─── RECORDS SUPPLIED

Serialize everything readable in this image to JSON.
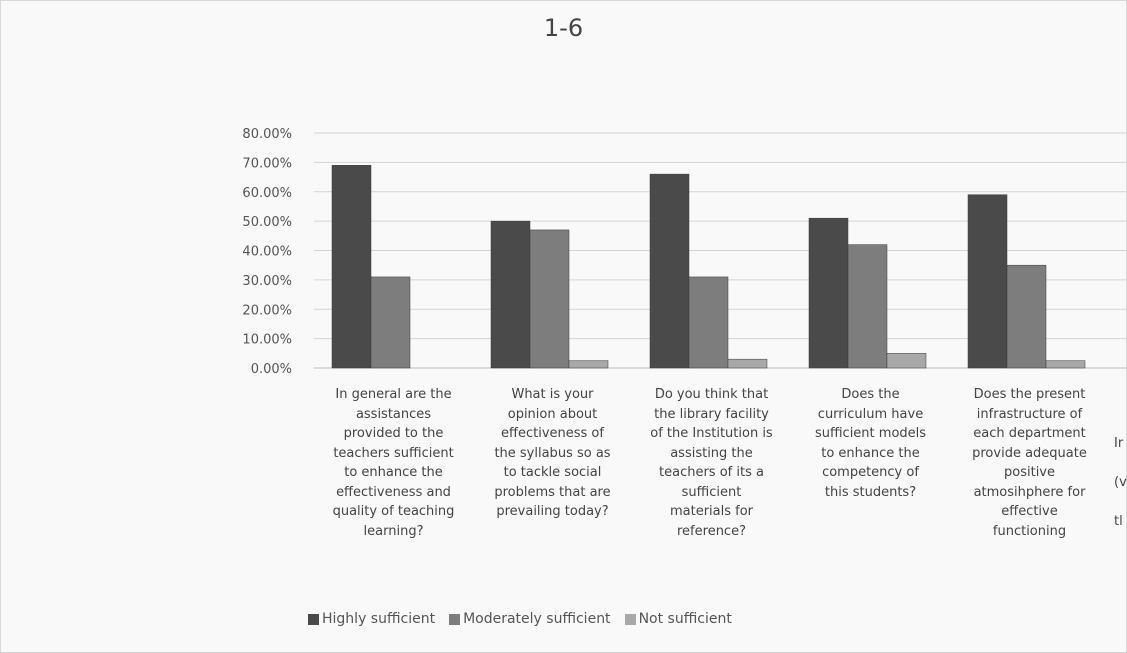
{
  "chart_data": {
    "type": "bar",
    "title": "1-6",
    "ylim": [
      0,
      0.8
    ],
    "yticks": [
      "0.00%",
      "10.00%",
      "20.00%",
      "30.00%",
      "40.00%",
      "50.00%",
      "60.00%",
      "70.00%",
      "80.00%"
    ],
    "grid": true,
    "legend_position": "bottom",
    "categories": [
      "In general are the assistances provided to the teachers sufficient to enhance the effectiveness and quality of teaching learning?",
      "What is your opinion about effectiveness of the syllabus so as to tackle social problems that are prevailing today?",
      "Do you think that the library facility of the Institution is assisting the teachers of its a sufficient materials for reference?",
      "Does the curriculum have sufficient models to enhance the competency of this students?",
      "Does the present infrastructure of each department provide adequate positive atmosihphere for effective functioning"
    ],
    "category_lines": [
      [
        "In general are the",
        "assistances",
        "provided to the",
        "teachers sufficient",
        "to enhance the",
        "effectiveness and",
        "quality of teaching",
        "learning?"
      ],
      [
        "What is your",
        "opinion about",
        "effectiveness of",
        "the syllabus so as",
        "to tackle social",
        "problems that are",
        "prevailing today?"
      ],
      [
        "Do you think that",
        "the library facility",
        "of the Institution is",
        "assisting the",
        "teachers of its a",
        "sufficient",
        "materials for",
        "reference?"
      ],
      [
        "Does the",
        "curriculum have",
        "sufficient models",
        "to enhance the",
        "competency of",
        "this students?"
      ],
      [
        "Does the present",
        "infrastructure of",
        "each department",
        "provide adequate",
        "positive",
        "atmosihphere for",
        "effective",
        "functioning"
      ]
    ],
    "series": [
      {
        "name": "Highly sufficient",
        "color": "#4a4a4a",
        "values": [
          0.69,
          0.5,
          0.66,
          0.51,
          0.59
        ]
      },
      {
        "name": "Moderately sufficient",
        "color": "#7d7d7d",
        "values": [
          0.31,
          0.47,
          0.31,
          0.42,
          0.35
        ]
      },
      {
        "name": "Not sufficient",
        "color": "#a8a8a8",
        "values": [
          0.0,
          0.025,
          0.03,
          0.05,
          0.025
        ]
      }
    ],
    "cut_off_category_fragment": [
      "Ir",
      "(v",
      "tl"
    ]
  }
}
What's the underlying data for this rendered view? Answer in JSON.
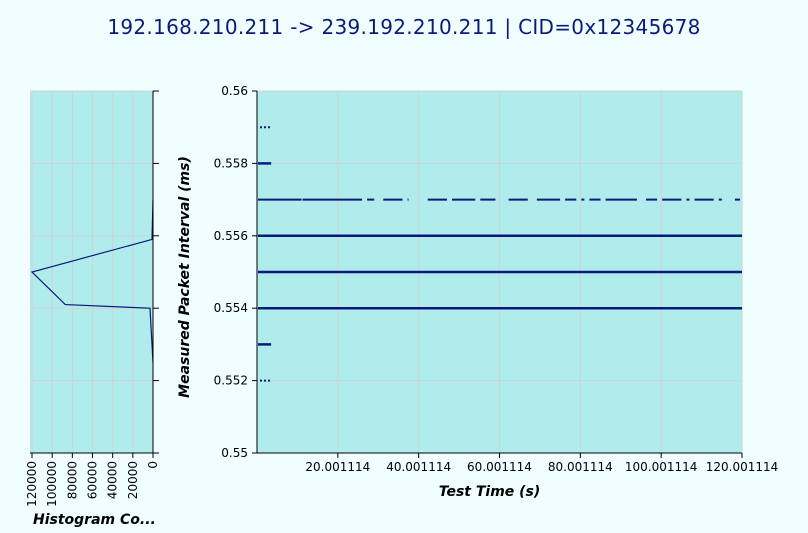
{
  "title": "192.168.210.211  ->  239.192.210.211  |  CID=0x12345678",
  "colors": {
    "background": "#f0feff",
    "plot_area": "#b0ecec",
    "series": "#0a1a7a",
    "grid": "#d2d2d2"
  },
  "chart_data": [
    {
      "type": "scatter",
      "title": "192.168.210.211  ->  239.192.210.211  |  CID=0x12345678",
      "xlabel": "Test Time (s)",
      "ylabel": "Measured Packet Interval (ms)",
      "xlim": [
        0,
        120.001114
      ],
      "ylim": [
        0.55,
        0.56
      ],
      "x_ticks": [
        "20.001114",
        "40.001114",
        "60.001114",
        "80.001114",
        "100.001114",
        "120.001114"
      ],
      "y_ticks": [
        "0.55",
        "0.552",
        "0.554",
        "0.556",
        "0.558",
        "0.56"
      ],
      "grid": true,
      "series": [
        {
          "points_description_segments": [
            {
              "y": 0.559,
              "x_ranges": [
                [
                  0.5,
                  3.5
                ]
              ],
              "style": "dotted"
            },
            {
              "y": 0.558,
              "x_ranges": [
                [
                  0,
                  3.5
                ]
              ],
              "style": "solid"
            },
            {
              "y": 0.557,
              "x_ranges": [
                [
                  0,
                  11
                ],
                [
                  11,
                  26
                ],
                [
                  27,
                  29
                ],
                [
                  31,
                  36
                ],
                [
                  37,
                  37.5
                ],
                [
                  42,
                  47
                ],
                [
                  48,
                  54
                ],
                [
                  55,
                  59
                ],
                [
                  62,
                  67
                ],
                [
                  69,
                  75
                ],
                [
                  76,
                  79
                ],
                [
                  80,
                  81
                ],
                [
                  82,
                  85
                ],
                [
                  86,
                  94
                ],
                [
                  96,
                  99
                ],
                [
                  100,
                  105
                ],
                [
                  106,
                  107
                ],
                [
                  108,
                  113
                ],
                [
                  114,
                  115
                ],
                [
                  118,
                  119.5
                ]
              ],
              "style": "dashed"
            },
            {
              "y": 0.556,
              "x_ranges": [
                [
                  0,
                  120.001114
                ]
              ],
              "style": "solid"
            },
            {
              "y": 0.555,
              "x_ranges": [
                [
                  0,
                  120.001114
                ]
              ],
              "style": "solid"
            },
            {
              "y": 0.554,
              "x_ranges": [
                [
                  0,
                  120.001114
                ]
              ],
              "style": "solid"
            },
            {
              "y": 0.553,
              "x_ranges": [
                [
                  0,
                  3.5
                ]
              ],
              "style": "solid"
            },
            {
              "y": 0.552,
              "x_ranges": [
                [
                  0.5,
                  3.5
                ]
              ],
              "style": "dotted"
            }
          ]
        }
      ]
    },
    {
      "type": "line",
      "title": "Histogram Co...",
      "x_ticks": [
        "120000",
        "100000",
        "80000",
        "60000",
        "40000",
        "20000",
        "0"
      ],
      "xlim": [
        0,
        122000
      ],
      "x_reversed": true,
      "ylim": [
        0.55,
        0.56
      ],
      "grid": true,
      "series": [
        {
          "x": [
            0,
            0,
            1000,
            120000,
            87000,
            3000,
            1000,
            0
          ],
          "y": [
            0.557,
            0.557,
            0.5559,
            0.555,
            0.5541,
            0.554,
            0.553,
            0.5525
          ]
        }
      ]
    }
  ]
}
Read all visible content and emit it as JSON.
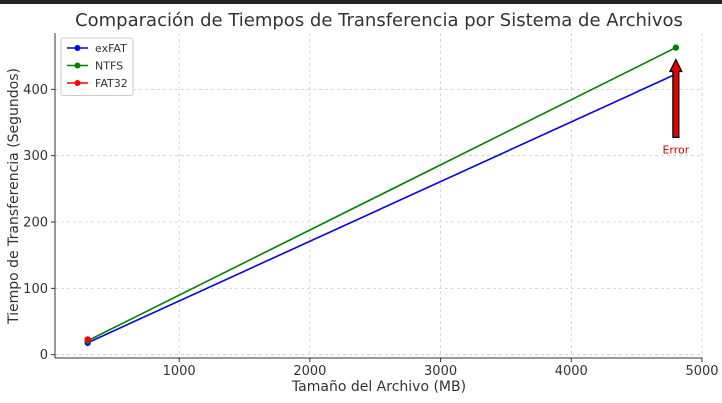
{
  "chart_data": {
    "type": "line",
    "title": "Comparación de Tiempos de Transferencia por Sistema de Archivos",
    "xlabel": "Tamaño del Archivo (MB)",
    "ylabel": "Tiempo de Transferencia (Segundos)",
    "xlim": [
      50,
      5000
    ],
    "ylim": [
      -5,
      485
    ],
    "xticks": [
      1000,
      2000,
      3000,
      4000,
      5000
    ],
    "yticks": [
      0,
      100,
      200,
      300,
      400
    ],
    "grid": true,
    "legend_position": "top-left",
    "series": [
      {
        "name": "exFAT",
        "color": "#0000ff",
        "x": [
          300,
          4800
        ],
        "y": [
          18,
          423
        ]
      },
      {
        "name": "NTFS",
        "color": "#008000",
        "x": [
          300,
          4800
        ],
        "y": [
          21,
          463
        ]
      },
      {
        "name": "FAT32",
        "color": "#ff0000",
        "x": [
          300
        ],
        "y": [
          23
        ]
      }
    ],
    "annotation": {
      "text": "Error",
      "color": "#e00000",
      "text_x": 4800,
      "text_y": 305,
      "arrow_to_x": 4800,
      "arrow_to_y": 445
    }
  }
}
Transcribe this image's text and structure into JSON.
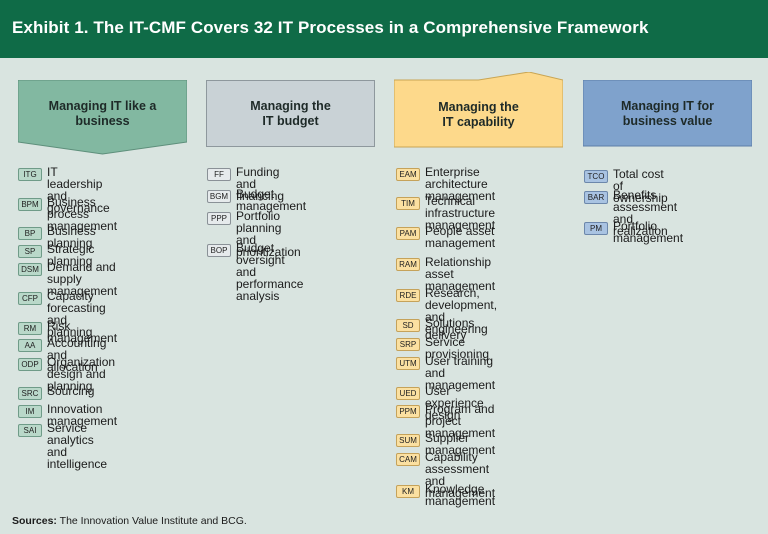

──────

[TASK BRIEF] Copy all the lines of data exactly as they appear, dropping any images.

[ANSWER TO THE EXERCISE]
Serialize everything readable in this image to JSON.
{
  "chart_data": {
    "type": "bar",
    "title": "1-6",
    "ylim": [
      0,
      0.8
    ],
    "yticks": [
      "0.00%",
      "10.00%",
      "20.00%",
      "30.00%",
      "40.00%",
      "50.00%",
      "60.00%",
      "70.00%",
      "80.00%"
    ],
    "grid": true,
    "legend_position": "bottom",
    "categories": [
      "In general are the assistances provided to the teachers sufficient to enhance the effectiveness and quality of teaching learning?",
      "What is your opinion about effectiveness of the syllabus so as to tackle social problems that are prevailing today?",
      "Do you think that the library facility of the Institution is assisting the teachers of its a sufficient materials for reference?",
      "Does the curriculum have sufficient models to enhance the competency of this students?",
      "Does the present infrastructure of each department provide adequate positive atmosihphere for effective functioning"
    ],
    "category_lines": [
      [
        "In general are the",
        "assistances",
        "provided to the",
        "teachers sufficient",
        "to enhance the",
        "effectiveness and",
        "quality of teaching",
        "learning?"
      ],
      [
        "What is your",
        "opinion about",
        "effectiveness of",
        "the syllabus so as",
        "to tackle social",
        "problems that are",
        "prevailing today?"
      ],
      [
        "Do you think that",
        "the library facility",
        "of the Institution is",
        "assisting the",
        "teachers of its a",
        "sufficient",
        "materials for",
        "reference?"
      ],
      [
        "Does the",
        "curriculum have",
        "sufficient models",
        "to enhance the",
        "competency of",
        "this students?"
      ],
      [
        "Does the present",
        "infrastructure of",
        "each department",
        "provide adequate",
        "positive",
        "atmosihphere for",
        "effective",
        "functioning"
      ]
    ],
    "series": [
      {
        "name": "Highly sufficient",
        "color": "#4a4a4a",
        "values": [
          0.69,
          0.5,
          0.66,
          0.51,
          0.59
        ]
      },
      {
        "name": "Moderately sufficient",
        "color": "#7d7d7d",
        "values": [
          0.31,
          0.47,
          0.31,
          0.42,
          0.35
        ]
      },
      {
        "name": "Not sufficient",
        "color": "#a8a8a8",
        "values": [
          0.0,
          0.025,
          0.03,
          0.05,
          0.025
        ]
      }
    ],
    "cut_off_category_fragment": [
      "Ir",
      "(v",
      "tl"
    ]
  }
}
What's the underlying data for this rendered view? Answer in JSON.
{
  "title": "192.168.210.211  ->  239.192.210.211  |  CID=0x12345678",
  "colors": {
    "background": "#f0feff",
    "plot_area": "#b0ecec",
    "series": "#0a1a7a",
    "grid": "#d2d2d2"
  },
  "chart_data": [
    {
      "type": "scatter",
      "title": "192.168.210.211  ->  239.192.210.211  |  CID=0x12345678",
      "xlabel": "Test Time (s)",
      "ylabel": "Measured Packet Interval (ms)",
      "xlim": [
        0,
        120.001114
      ],
      "ylim": [
        0.55,
        0.56
      ],
      "x_ticks": [
        "20.001114",
        "40.001114",
        "60.001114",
        "80.001114",
        "100.001114",
        "120.001114"
      ],
      "y_ticks": [
        "0.55",
        "0.552",
        "0.554",
        "0.556",
        "0.558",
        "0.56"
      ],
      "grid": true,
      "series": [
        {
          "points_description_segments": [
            {
              "y": 0.559,
              "x_ranges": [
                [
                  0.5,
                  3.5
                ]
              ],
              "style": "dotted"
            },
            {
              "y": 0.558,
              "x_ranges": [
                [
                  0,
                  3.5
                ]
              ],
              "style": "solid"
            },
            {
              "y": 0.557,
              "x_ranges": [
                [
                  0,
                  11
                ],
                [
                  11,
                  26
                ],
                [
                  27,
                  29
                ],
                [
                  31,
                  36
                ],
                [
                  37,
                  37.5
                ],
                [
                  42,
                  47
                ],
                [
                  48,
                  54
                ],
                [
                  55,
                  59
                ],
                [
                  62,
                  67
                ],
                [
                  69,
                  75
                ],
                [
                  76,
                  79
                ],
                [
                  80,
                  81
                ],
                [
                  82,
                  85
                ],
                [
                  86,
                  94
                ],
                [
                  96,
                  99
                ],
                [
                  100,
                  105
                ],
                [
                  106,
                  107
                ],
                [
                  108,
                  113
                ],
                [
                  114,
                  115
                ],
                [
                  118,
                  119.5
                ]
              ],
              "style": "dashed"
            },
            {
              "y": 0.556,
              "x_ranges": [
                [
                  0,
                  120.001114
                ]
              ],
              "style": "solid"
            },
            {
              "y": 0.555,
              "x_ranges": [
                [
                  0,
                  120.001114
                ]
              ],
              "style": "solid"
            },
            {
              "y": 0.554,
              "x_ranges": [
                [
                  0,
                  120.001114
                ]
              ],
              "style": "solid"
            },
            {
              "y": 0.553,
              "x_ranges": [
                [
                  0,
                  3.5
                ]
              ],
              "style": "solid"
            },
            {
              "y": 0.552,
              "x_ranges": [
                [
                  0.5,
                  3.5
                ]
              ],
              "style": "dotted"
            }
          ]
        }
      ]
    },
    {
      "type": "line",
      "title": "Histogram Co...",
      "x_ticks": [
        "120000",
        "100000",
        "80000",
        "60000",
        "40000",
        "20000",
        "0"
      ],
      "xlim": [
        0,
        122000
      ],
      "x_reversed": true,
      "ylim": [
        0.55,
        0.56
      ],
      "grid": true,
      "series": [
        {
          "x": [
            0,
            0,
            1000,
            120000,
            87000,
            3000,
            1000,
            0
          ],
          "y": [
            0.557,
            0.557,
            0.5559,
            0.555,
            0.5541,
            0.554,
            0.553,
            0.5525
          ]
        }
      ]
    }
  ]
}
Read all visible content and emit it as JSON.
{
  "chart_data": {
    "type": "line",
    "title": "Comparación de Tiempos de Transferencia por Sistema de Archivos",
    "xlabel": "Tamaño del Archivo (MB)",
    "ylabel": "Tiempo de Transferencia (Segundos)",
    "xlim": [
      50,
      5000
    ],
    "ylim": [
      -5,
      485
    ],
    "xticks": [
      1000,
      2000,
      3000,
      4000,
      5000
    ],
    "yticks": [
      0,
      100,
      200,
      300,
      400
    ],
    "grid": true,
    "legend_position": "top-left",
    "series": [
      {
        "name": "exFAT",
        "color": "#0000ff",
        "x": [
          300,
          4800
        ],
        "y": [
          18,
          423
        ]
      },
      {
        "name": "NTFS",
        "color": "#008000",
        "x": [
          300,
          4800
        ],
        "y": [
          21,
          463
        ]
      },
      {
        "name": "FAT32",
        "color": "#ff0000",
        "x": [
          300
        ],
        "y": [
          23
        ]
      }
    ],
    "annotation": {
      "text": "Error",
      "color": "#e00000",
      "text_x": 4800,
      "text_y": 305,
      "arrow_to_x": 4800,
      "arrow_to_y": 445
    }
  }
}
Transcribe this image's text and structure into JSON.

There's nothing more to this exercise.